## Requirement:
Where a line contains the word "shield", copy that line in full.

Dataset excerpts
━━━━━━━━━━━━━━━━━━━━━━━━━━━━━━

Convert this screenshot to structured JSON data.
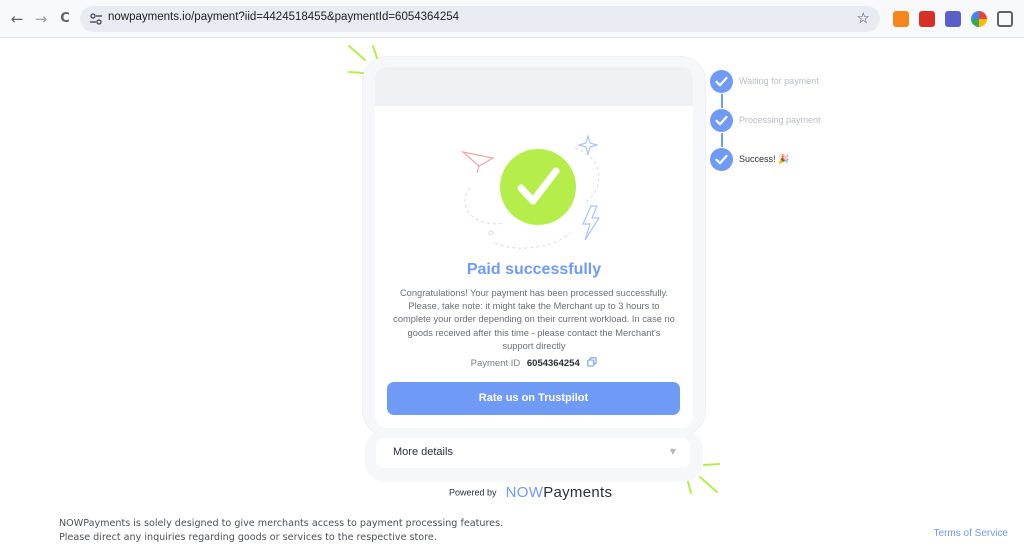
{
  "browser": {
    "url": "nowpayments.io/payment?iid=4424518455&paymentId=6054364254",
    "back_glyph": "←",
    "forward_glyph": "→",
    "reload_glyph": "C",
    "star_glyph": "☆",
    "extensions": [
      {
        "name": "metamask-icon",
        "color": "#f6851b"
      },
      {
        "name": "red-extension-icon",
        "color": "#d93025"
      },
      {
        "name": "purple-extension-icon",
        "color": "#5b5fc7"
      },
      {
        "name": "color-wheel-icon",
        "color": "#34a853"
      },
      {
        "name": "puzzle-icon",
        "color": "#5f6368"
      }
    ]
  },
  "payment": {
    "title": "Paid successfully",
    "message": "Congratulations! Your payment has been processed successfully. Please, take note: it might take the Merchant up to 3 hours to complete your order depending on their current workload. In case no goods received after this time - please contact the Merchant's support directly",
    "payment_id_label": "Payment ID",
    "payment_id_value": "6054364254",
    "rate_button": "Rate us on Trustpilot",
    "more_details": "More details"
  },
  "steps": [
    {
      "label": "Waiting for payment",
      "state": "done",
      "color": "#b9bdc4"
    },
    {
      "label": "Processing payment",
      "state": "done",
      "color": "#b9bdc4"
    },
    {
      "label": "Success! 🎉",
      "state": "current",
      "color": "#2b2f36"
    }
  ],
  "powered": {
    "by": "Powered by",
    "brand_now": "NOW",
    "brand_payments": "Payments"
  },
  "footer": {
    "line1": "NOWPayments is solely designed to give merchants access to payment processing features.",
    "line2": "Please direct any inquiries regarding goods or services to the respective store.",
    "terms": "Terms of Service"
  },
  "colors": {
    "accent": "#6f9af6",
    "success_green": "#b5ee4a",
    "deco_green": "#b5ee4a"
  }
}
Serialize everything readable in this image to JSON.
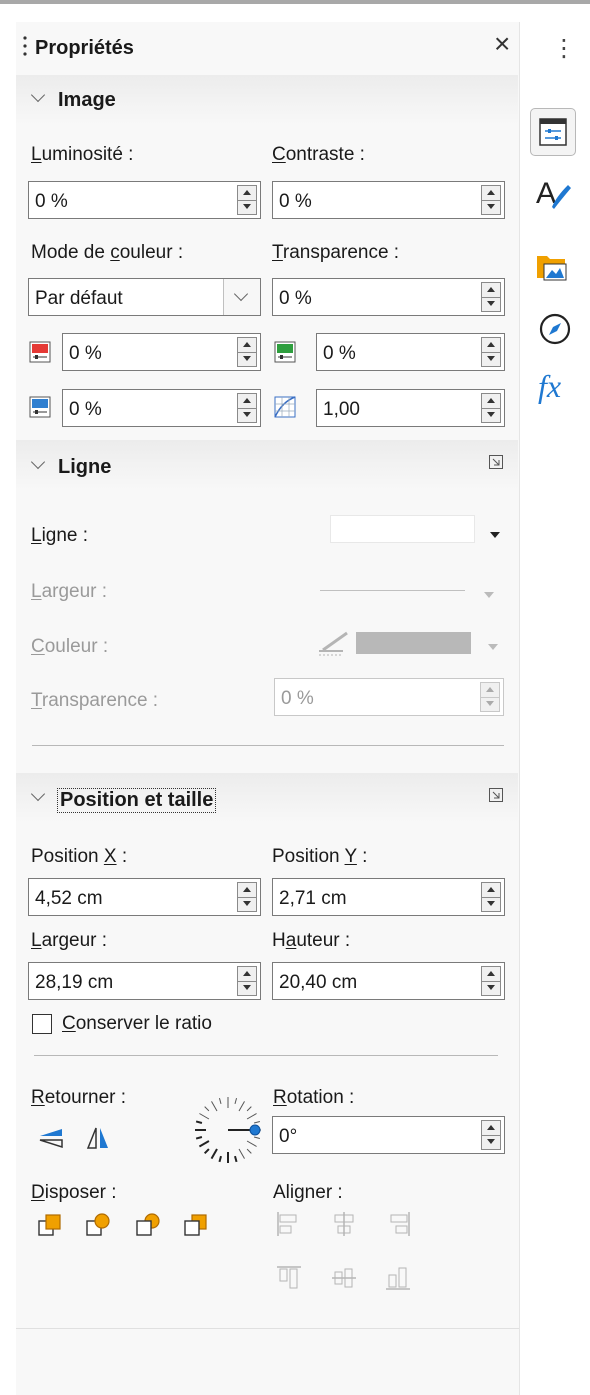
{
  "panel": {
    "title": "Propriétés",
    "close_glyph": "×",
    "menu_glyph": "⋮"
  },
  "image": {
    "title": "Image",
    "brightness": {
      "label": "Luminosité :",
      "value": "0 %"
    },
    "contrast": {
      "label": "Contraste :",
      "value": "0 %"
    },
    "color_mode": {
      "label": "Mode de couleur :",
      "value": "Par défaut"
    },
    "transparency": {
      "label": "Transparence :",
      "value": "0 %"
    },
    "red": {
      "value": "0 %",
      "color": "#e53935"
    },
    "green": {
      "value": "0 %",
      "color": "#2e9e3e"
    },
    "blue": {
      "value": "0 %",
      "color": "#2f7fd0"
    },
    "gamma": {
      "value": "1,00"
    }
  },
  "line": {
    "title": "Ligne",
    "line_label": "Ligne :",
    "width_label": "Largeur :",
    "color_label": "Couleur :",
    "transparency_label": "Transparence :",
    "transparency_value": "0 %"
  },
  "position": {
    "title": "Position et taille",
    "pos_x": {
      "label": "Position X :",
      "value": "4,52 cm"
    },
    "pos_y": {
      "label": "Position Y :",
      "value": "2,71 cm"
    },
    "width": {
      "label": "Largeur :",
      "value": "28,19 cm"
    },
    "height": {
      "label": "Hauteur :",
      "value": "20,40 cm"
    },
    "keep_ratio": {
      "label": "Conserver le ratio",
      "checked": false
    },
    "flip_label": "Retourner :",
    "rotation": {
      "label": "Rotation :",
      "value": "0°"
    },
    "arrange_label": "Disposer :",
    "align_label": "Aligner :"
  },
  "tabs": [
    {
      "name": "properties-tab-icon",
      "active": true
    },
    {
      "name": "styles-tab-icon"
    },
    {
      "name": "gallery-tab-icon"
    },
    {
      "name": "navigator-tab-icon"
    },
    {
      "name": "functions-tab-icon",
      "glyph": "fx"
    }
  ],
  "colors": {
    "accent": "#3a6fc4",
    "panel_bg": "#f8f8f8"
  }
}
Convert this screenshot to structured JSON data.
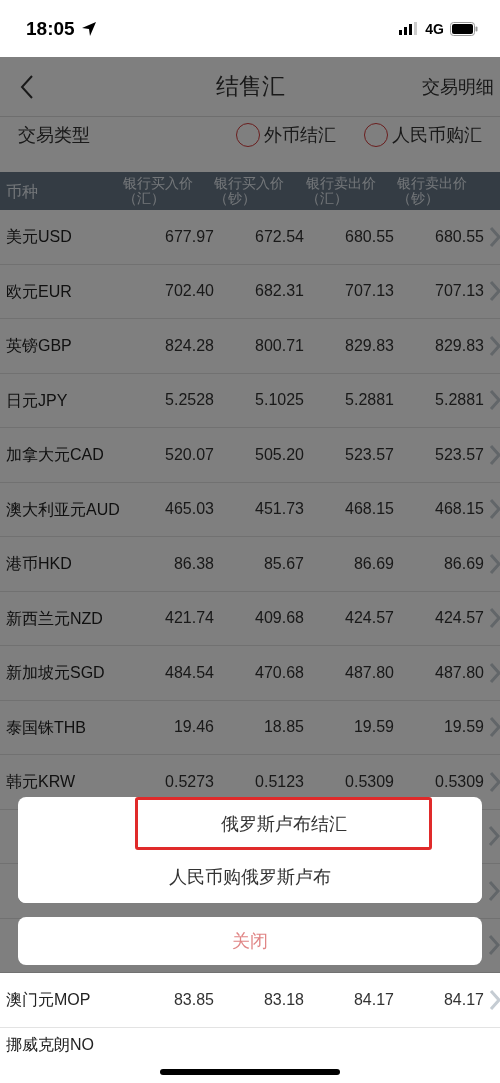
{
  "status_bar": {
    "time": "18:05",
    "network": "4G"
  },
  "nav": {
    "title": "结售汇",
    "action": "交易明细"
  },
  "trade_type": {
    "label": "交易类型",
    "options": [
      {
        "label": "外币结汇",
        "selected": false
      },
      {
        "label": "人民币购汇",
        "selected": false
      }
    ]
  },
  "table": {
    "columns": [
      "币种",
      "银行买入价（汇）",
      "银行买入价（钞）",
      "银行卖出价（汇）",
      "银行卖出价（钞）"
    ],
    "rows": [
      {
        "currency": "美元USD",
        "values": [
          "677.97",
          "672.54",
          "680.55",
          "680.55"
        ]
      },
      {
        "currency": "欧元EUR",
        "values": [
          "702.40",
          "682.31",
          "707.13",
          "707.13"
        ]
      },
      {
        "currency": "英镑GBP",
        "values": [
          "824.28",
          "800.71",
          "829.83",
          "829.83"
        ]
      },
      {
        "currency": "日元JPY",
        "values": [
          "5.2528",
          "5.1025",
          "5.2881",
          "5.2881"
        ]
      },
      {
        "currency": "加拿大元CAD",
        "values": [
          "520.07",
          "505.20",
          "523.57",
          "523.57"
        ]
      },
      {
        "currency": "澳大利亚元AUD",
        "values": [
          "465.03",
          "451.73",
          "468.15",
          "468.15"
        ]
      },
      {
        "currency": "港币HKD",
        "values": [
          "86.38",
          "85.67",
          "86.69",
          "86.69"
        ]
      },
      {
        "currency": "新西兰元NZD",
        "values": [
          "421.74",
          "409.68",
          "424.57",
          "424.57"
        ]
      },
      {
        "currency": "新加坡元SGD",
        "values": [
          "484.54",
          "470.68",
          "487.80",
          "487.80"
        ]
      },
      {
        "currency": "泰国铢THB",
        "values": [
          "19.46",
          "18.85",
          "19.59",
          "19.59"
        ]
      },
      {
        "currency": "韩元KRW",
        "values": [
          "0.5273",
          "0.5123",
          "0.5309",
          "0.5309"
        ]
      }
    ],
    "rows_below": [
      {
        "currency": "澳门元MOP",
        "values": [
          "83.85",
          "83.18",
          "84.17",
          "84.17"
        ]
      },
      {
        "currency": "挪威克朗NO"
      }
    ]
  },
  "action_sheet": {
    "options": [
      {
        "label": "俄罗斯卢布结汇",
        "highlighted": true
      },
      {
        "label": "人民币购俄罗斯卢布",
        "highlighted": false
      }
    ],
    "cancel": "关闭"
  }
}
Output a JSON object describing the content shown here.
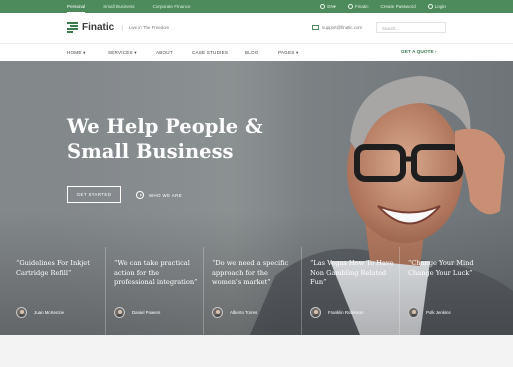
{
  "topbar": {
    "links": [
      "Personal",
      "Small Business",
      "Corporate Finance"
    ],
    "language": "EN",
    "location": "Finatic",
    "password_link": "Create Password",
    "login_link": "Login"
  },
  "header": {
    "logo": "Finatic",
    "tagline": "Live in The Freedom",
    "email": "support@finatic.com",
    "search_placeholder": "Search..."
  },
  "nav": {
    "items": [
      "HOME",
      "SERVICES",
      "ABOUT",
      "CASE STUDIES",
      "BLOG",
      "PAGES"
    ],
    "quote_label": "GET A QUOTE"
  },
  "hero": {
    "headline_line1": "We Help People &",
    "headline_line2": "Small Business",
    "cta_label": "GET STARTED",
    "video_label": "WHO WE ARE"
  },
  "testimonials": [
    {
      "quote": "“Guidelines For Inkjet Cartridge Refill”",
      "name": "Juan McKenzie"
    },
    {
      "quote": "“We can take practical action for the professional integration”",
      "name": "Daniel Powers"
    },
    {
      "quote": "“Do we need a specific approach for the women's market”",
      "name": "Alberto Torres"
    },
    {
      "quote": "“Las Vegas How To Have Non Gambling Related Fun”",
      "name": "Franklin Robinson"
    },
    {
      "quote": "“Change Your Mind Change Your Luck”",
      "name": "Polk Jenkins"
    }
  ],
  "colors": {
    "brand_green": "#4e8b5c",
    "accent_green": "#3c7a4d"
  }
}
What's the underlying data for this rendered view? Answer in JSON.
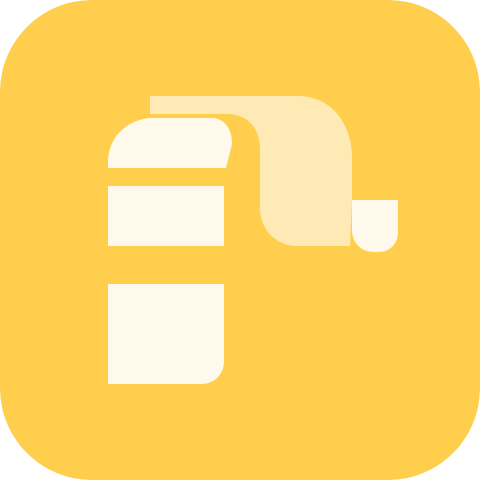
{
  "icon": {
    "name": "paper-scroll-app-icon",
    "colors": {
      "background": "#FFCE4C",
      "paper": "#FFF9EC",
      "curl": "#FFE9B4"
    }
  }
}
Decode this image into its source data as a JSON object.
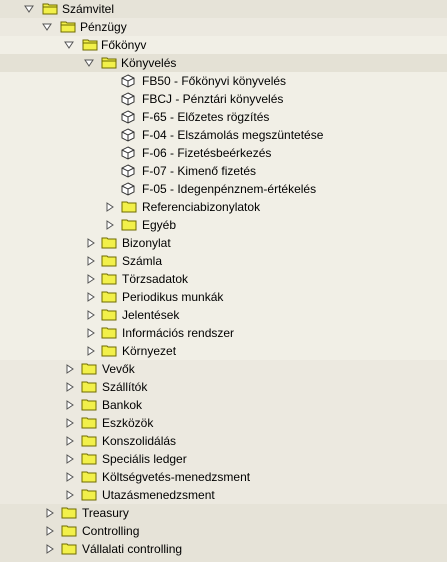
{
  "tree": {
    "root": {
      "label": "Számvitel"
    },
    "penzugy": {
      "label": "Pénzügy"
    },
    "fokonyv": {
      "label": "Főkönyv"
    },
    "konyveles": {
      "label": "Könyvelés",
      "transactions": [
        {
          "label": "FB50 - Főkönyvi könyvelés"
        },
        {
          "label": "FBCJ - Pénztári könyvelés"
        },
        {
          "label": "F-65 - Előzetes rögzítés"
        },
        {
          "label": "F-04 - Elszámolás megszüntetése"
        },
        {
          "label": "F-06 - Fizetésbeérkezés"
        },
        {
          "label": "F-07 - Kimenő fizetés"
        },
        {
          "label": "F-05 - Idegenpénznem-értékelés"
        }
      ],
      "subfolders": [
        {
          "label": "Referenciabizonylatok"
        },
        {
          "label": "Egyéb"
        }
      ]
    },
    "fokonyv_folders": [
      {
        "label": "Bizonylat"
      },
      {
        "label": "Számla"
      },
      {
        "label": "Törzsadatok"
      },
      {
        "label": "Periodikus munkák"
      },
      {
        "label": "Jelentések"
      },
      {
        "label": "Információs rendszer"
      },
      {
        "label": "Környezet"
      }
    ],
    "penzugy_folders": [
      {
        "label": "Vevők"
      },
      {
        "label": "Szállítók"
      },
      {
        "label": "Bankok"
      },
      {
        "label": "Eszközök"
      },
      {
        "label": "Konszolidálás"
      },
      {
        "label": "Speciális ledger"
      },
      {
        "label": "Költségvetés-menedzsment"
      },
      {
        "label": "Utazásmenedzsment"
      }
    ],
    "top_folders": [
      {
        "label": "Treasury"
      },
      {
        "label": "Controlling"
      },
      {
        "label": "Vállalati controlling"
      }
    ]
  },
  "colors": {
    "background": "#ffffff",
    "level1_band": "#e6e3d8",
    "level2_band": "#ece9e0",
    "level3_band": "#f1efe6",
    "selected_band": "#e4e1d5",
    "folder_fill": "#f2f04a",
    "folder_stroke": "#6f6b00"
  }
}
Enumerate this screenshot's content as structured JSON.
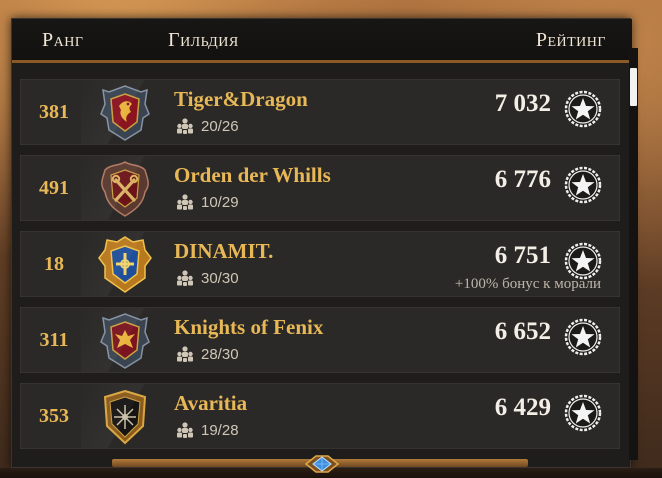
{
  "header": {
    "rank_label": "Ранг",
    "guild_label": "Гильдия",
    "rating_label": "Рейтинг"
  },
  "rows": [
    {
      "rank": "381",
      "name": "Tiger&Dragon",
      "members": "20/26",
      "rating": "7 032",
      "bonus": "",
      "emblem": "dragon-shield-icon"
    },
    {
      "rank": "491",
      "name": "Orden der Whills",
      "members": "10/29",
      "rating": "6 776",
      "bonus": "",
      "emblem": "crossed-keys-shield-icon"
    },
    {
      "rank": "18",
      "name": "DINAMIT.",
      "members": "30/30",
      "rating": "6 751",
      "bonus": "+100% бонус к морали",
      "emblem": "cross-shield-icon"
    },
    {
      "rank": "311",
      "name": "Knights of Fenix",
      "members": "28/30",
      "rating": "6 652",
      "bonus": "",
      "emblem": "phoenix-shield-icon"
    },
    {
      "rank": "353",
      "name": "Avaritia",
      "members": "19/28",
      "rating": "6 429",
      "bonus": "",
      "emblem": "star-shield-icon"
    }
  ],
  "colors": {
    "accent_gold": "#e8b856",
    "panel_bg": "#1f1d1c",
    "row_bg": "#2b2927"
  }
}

━━━━━━━━━━━━━━━━━━━━━━━━━━━━━━

## Result of this task:
      "emblem": "dragon-shield-icon"
      "emblem": "crossed-keys-shield-icon"
      "emblem": "cross-shield-icon"
      "emblem": "phoenix-shield-icon"
      "emblem": "star-shield-icon"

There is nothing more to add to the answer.